What you will do: Reproduce, word for word, every line starting at the line that contains "Convert this screenshot" and ending with the final line of the entries.

Task data:
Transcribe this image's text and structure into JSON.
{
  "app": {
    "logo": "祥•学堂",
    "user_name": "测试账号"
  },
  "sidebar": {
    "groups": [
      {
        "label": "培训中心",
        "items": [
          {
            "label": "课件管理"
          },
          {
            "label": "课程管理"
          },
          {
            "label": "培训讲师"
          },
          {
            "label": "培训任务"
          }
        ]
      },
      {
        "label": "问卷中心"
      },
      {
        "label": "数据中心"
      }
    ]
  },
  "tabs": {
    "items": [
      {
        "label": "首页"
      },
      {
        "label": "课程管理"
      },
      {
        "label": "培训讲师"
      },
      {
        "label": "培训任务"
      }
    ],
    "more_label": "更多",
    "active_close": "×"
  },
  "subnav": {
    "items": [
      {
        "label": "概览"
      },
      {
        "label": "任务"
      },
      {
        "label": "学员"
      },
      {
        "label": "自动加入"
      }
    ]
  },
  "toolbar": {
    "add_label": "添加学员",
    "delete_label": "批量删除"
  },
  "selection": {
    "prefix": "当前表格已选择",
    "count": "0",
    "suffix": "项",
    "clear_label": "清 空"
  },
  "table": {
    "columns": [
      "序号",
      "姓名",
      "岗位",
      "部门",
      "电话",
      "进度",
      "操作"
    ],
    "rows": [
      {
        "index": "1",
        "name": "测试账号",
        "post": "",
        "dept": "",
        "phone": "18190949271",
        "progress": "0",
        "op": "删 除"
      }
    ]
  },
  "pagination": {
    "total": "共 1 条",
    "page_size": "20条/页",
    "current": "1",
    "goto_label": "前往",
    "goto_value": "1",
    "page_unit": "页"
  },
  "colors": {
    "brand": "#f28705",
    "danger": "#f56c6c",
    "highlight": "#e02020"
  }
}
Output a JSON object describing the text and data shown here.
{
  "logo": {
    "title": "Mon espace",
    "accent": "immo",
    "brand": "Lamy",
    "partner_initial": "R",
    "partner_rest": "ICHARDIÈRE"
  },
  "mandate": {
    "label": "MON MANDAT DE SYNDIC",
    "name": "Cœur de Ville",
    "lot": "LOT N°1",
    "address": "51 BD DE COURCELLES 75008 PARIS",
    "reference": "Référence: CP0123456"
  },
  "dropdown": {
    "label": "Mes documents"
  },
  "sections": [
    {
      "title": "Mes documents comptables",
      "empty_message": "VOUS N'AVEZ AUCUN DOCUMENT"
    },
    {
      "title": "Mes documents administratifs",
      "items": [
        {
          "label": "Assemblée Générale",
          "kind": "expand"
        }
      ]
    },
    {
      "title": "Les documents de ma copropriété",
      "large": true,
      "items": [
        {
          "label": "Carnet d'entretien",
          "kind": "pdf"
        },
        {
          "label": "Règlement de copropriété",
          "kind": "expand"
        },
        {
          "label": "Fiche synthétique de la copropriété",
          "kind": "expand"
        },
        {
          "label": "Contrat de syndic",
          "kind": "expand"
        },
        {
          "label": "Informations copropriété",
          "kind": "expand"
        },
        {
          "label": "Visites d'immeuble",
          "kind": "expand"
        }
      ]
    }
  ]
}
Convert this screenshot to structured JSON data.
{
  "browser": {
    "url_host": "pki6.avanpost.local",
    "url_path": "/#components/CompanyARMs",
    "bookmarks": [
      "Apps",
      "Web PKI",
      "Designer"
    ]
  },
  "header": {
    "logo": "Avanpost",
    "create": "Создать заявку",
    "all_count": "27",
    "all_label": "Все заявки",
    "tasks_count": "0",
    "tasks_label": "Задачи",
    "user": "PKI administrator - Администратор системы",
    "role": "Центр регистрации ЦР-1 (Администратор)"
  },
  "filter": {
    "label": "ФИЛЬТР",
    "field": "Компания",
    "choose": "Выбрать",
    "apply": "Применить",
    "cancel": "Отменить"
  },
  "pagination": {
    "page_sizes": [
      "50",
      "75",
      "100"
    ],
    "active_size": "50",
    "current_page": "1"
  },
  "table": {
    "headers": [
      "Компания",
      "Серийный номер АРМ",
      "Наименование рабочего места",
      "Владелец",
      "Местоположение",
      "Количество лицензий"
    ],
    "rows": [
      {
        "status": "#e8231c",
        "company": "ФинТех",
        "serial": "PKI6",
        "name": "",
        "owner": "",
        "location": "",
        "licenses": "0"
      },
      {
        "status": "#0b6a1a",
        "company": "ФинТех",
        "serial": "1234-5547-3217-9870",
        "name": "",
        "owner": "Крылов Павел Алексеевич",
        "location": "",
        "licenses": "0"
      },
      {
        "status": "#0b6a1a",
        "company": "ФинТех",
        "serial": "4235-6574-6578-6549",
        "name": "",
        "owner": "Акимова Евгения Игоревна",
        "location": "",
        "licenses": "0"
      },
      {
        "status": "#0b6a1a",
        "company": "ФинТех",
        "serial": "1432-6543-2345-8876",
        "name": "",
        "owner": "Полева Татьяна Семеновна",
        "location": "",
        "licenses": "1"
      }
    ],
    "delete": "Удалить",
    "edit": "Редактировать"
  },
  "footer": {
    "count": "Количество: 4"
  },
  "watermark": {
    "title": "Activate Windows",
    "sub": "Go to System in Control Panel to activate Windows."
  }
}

Solution to the exercise:
Convert this screenshot to structured JSON data.
{
  "browser": {
    "url_host": "pki6.avanpost.local",
    "url_path": "/#components/CompanyARMs",
    "bookmarks": [
      "Apps",
      "Web PKI",
      "Designer"
    ]
  },
  "header": {
    "logo": "Avanpost",
    "create": "Создать заявку",
    "all_count": "27",
    "all_label": "Все заявки",
    "tasks_count": "0",
    "tasks_label": "Задачи",
    "user": "PKI administrator - Администратор системы",
    "role": "Центр регистрации ЦР-1 (Администратор)"
  },
  "filter": {
    "label": "ФИЛЬТР",
    "field": "Компания",
    "choose": "Выбрать",
    "apply": "Применить",
    "cancel": "Отменить"
  },
  "pagination": {
    "page_sizes": [
      "50",
      "75",
      "100"
    ],
    "active_size": "50",
    "current_page": "1"
  },
  "table": {
    "headers": [
      "Компания",
      "Серийный номер АРМ",
      "Наименование рабочего места",
      "Владелец",
      "Местоположение",
      "Количество лицензий"
    ],
    "rows": [
      {
        "status": "#e8231c",
        "company": "ФинТех",
        "serial": "PKI6",
        "name": "",
        "owner": "",
        "location": "",
        "licenses": "0"
      },
      {
        "status": "#0b6a1a",
        "company": "ФинТех",
        "serial": "1234-5547-3217-9870",
        "name": "",
        "owner": "Крылов Павел Алексеевич",
        "location": "",
        "licenses": "0"
      },
      {
        "status": "#0b6a1a",
        "company": "ФинТех",
        "serial": "4235-6574-6578-6549",
        "name": "",
        "owner": "Акимова Евгения Игоревна",
        "location": "",
        "licenses": "0"
      },
      {
        "status": "#0b6a1a",
        "company": "ФинТех",
        "serial": "1432-6543-2345-8876",
        "name": "",
        "owner": "Полева Татьяна Семеновна",
        "location": "",
        "licenses": "1"
      }
    ],
    "delete": "Удалить",
    "edit": "Редактировать"
  },
  "footer": {
    "count": "Количество: 4"
  },
  "watermark": {
    "title": "Activate Windows",
    "sub": "Go to System in Control Panel to activate Windows."
  }
}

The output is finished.